» **Material shown**:
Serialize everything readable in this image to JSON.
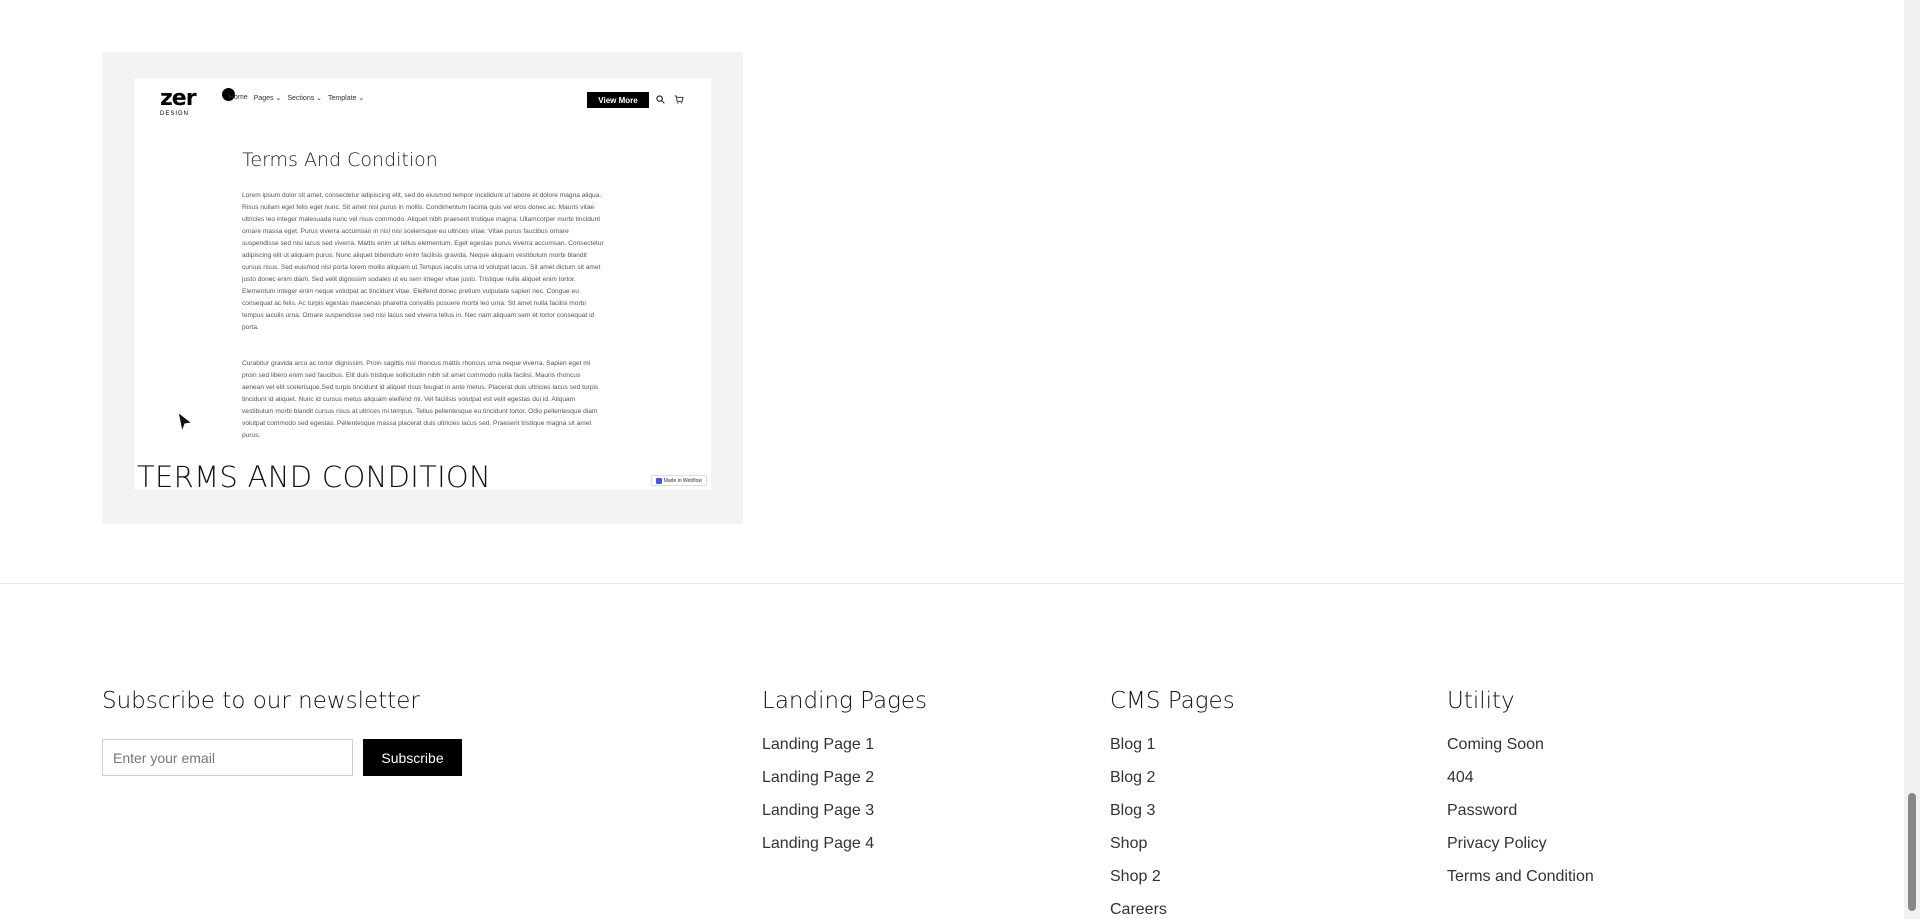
{
  "card": {
    "title": "TERMS AND CONDITION",
    "preview": {
      "logo_text": "zer",
      "logo_sub": "DESIGN",
      "nav": [
        "Home",
        "Pages ⌄",
        "Sections ⌄",
        "Template ⌄"
      ],
      "cta_label": "View More",
      "heading": "Terms And Condition",
      "paragraph_1": "Lorem ipsum dolor sit amet, consectetur adipiscing elit, sed do eiusmod tempor incididunt ut labore et dolore magna aliqua. Risus nullam eget felis eget nunc. Sit amet nisl purus in mollis. Condimentum lacinia quis vel eros donec ac. Mauris vitae ultricies leo integer malesuada nunc vel risus commodo. Aliquet nibh praesent tristique magna. Ullamcorper morbi tincidunt ornare massa eget. Purus viverra accumsan in nisl nisi scelerisque eu ultrices vitae. Vitae purus faucibus ornare suspendisse sed nisi lacus sed viverra. Mattis enim ut tellus elementum. Eget egestas purus viverra accumsan. Consectetur adipiscing elit ut aliquam purus. Nunc aliquet bibendum enim facilisis gravida. Neque aliquam vestibulum morbi blandit cursus risus. Sed euismod nisi porta lorem mollis aliquam ut.Tempus iaculis urna id volutpat lacus. Sit amet dictum sit amet justo donec enim diam. Sed velit dignissim sodales ut eu sem integer vitae justo. Tristique nulla aliquet enim tortor. Elementum integer enim neque volutpat ac tincidunt vitae. Eleifend donec pretium vulputate sapien nec. Congue eu consequat ac felis. Ac turpis egestas maecenas pharetra convallis posuere morbi leo urna. Sit amet nulla facilisi morbi tempus iaculis urna. Ornare suspendisse sed nisi lacus sed viverra tellus in. Nec nam aliquam sem et tortor consequat id porta.",
      "paragraph_2": "Curabitur gravida arcu ac tortor dignissim. Proin sagittis nisl rhoncus mattis rhoncus urna neque viverra. Sapien eget mi proin sed libero enim sed faucibus. Elit duis tristique sollicitudin nibh sit amet commodo nulla facilisi. Mauris rhoncus aenean vel elit scelerisque.Sed turpis tincidunt id aliquet risus feugiat in ante metus. Placerat duis ultricies lacus sed turpis tincidunt id aliquet. Nunc id cursus metus aliquam eleifend mi. Vel facilisis volutpat est velit egestas dui id. Aliquam vestibulum morbi blandit cursus risus at ultrices mi tempus. Tellus pellentesque eu tincidunt tortor. Odio pellentesque diam volutpat commodo sed egestas. Pellentesque massa placerat duis ultricies lacus sed. Praesent tristique magna sit amet purus.",
      "badge": "Made in Webflow"
    }
  },
  "newsletter": {
    "title": "Subscribe to our newsletter",
    "email_placeholder": "Enter your email",
    "subscribe_label": "Subscribe"
  },
  "footer": {
    "landing": {
      "title": "Landing Pages",
      "links": [
        "Landing Page 1",
        "Landing Page 2",
        "Landing Page 3",
        "Landing Page 4"
      ]
    },
    "cms": {
      "title": "CMS Pages",
      "links": [
        "Blog 1",
        "Blog 2",
        "Blog 3",
        "Shop",
        "Shop 2",
        "Careers"
      ]
    },
    "utility": {
      "title": "Utility",
      "links": [
        "Coming Soon",
        "404",
        "Password",
        "Privacy Policy",
        "Terms and Condition"
      ]
    }
  },
  "colors": {
    "card_bg": "#f3f3f3",
    "button_bg": "#000000",
    "accent_webflow": "#4353ff"
  },
  "icons": [
    "search-icon",
    "cart-icon",
    "cursor-icon",
    "webflow-icon"
  ]
}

» **Aim of the exercise**: Your copy should repeat each entry above exactly but contain no pictures.

» **Answer for this exercise**:
Serialize everything readable in this image to JSON.
{
  "card": {
    "title": "TERMS AND CONDITION",
    "preview": {
      "logo_text": "zer",
      "logo_sub": "DESIGN",
      "nav": [
        "Home",
        "Pages ⌄",
        "Sections ⌄",
        "Template ⌄"
      ],
      "cta_label": "View More",
      "heading": "Terms And Condition",
      "paragraph_1": "Lorem ipsum dolor sit amet, consectetur adipiscing elit, sed do eiusmod tempor incididunt ut labore et dolore magna aliqua. Risus nullam eget felis eget nunc. Sit amet nisl purus in mollis. Condimentum lacinia quis vel eros donec ac. Mauris vitae ultricies leo integer malesuada nunc vel risus commodo. Aliquet nibh praesent tristique magna. Ullamcorper morbi tincidunt ornare massa eget. Purus viverra accumsan in nisl nisi scelerisque eu ultrices vitae. Vitae purus faucibus ornare suspendisse sed nisi lacus sed viverra. Mattis enim ut tellus elementum. Eget egestas purus viverra accumsan. Consectetur adipiscing elit ut aliquam purus. Nunc aliquet bibendum enim facilisis gravida. Neque aliquam vestibulum morbi blandit cursus risus. Sed euismod nisi porta lorem mollis aliquam ut.Tempus iaculis urna id volutpat lacus. Sit amet dictum sit amet justo donec enim diam. Sed velit dignissim sodales ut eu sem integer vitae justo. Tristique nulla aliquet enim tortor. Elementum integer enim neque volutpat ac tincidunt vitae. Eleifend donec pretium vulputate sapien nec. Congue eu consequat ac felis. Ac turpis egestas maecenas pharetra convallis posuere morbi leo urna. Sit amet nulla facilisi morbi tempus iaculis urna. Ornare suspendisse sed nisi lacus sed viverra tellus in. Nec nam aliquam sem et tortor consequat id porta.",
      "paragraph_2": "Curabitur gravida arcu ac tortor dignissim. Proin sagittis nisl rhoncus mattis rhoncus urna neque viverra. Sapien eget mi proin sed libero enim sed faucibus. Elit duis tristique sollicitudin nibh sit amet commodo nulla facilisi. Mauris rhoncus aenean vel elit scelerisque.Sed turpis tincidunt id aliquet risus feugiat in ante metus. Placerat duis ultricies lacus sed turpis tincidunt id aliquet. Nunc id cursus metus aliquam eleifend mi. Vel facilisis volutpat est velit egestas dui id. Aliquam vestibulum morbi blandit cursus risus at ultrices mi tempus. Tellus pellentesque eu tincidunt tortor. Odio pellentesque diam volutpat commodo sed egestas. Pellentesque massa placerat duis ultricies lacus sed. Praesent tristique magna sit amet purus.",
      "badge": "Made in Webflow"
    }
  },
  "newsletter": {
    "title": "Subscribe to our newsletter",
    "email_placeholder": "Enter your email",
    "subscribe_label": "Subscribe"
  },
  "footer": {
    "landing": {
      "title": "Landing Pages",
      "links": [
        "Landing Page 1",
        "Landing Page 2",
        "Landing Page 3",
        "Landing Page 4"
      ]
    },
    "cms": {
      "title": "CMS Pages",
      "links": [
        "Blog 1",
        "Blog 2",
        "Blog 3",
        "Shop",
        "Shop 2",
        "Careers"
      ]
    },
    "utility": {
      "title": "Utility",
      "links": [
        "Coming Soon",
        "404",
        "Password",
        "Privacy Policy",
        "Terms and Condition"
      ]
    }
  },
  "colors": {
    "card_bg": "#f3f3f3",
    "button_bg": "#000000",
    "accent_webflow": "#4353ff"
  },
  "icons": [
    "search-icon",
    "cart-icon",
    "cursor-icon",
    "webflow-icon"
  ]
}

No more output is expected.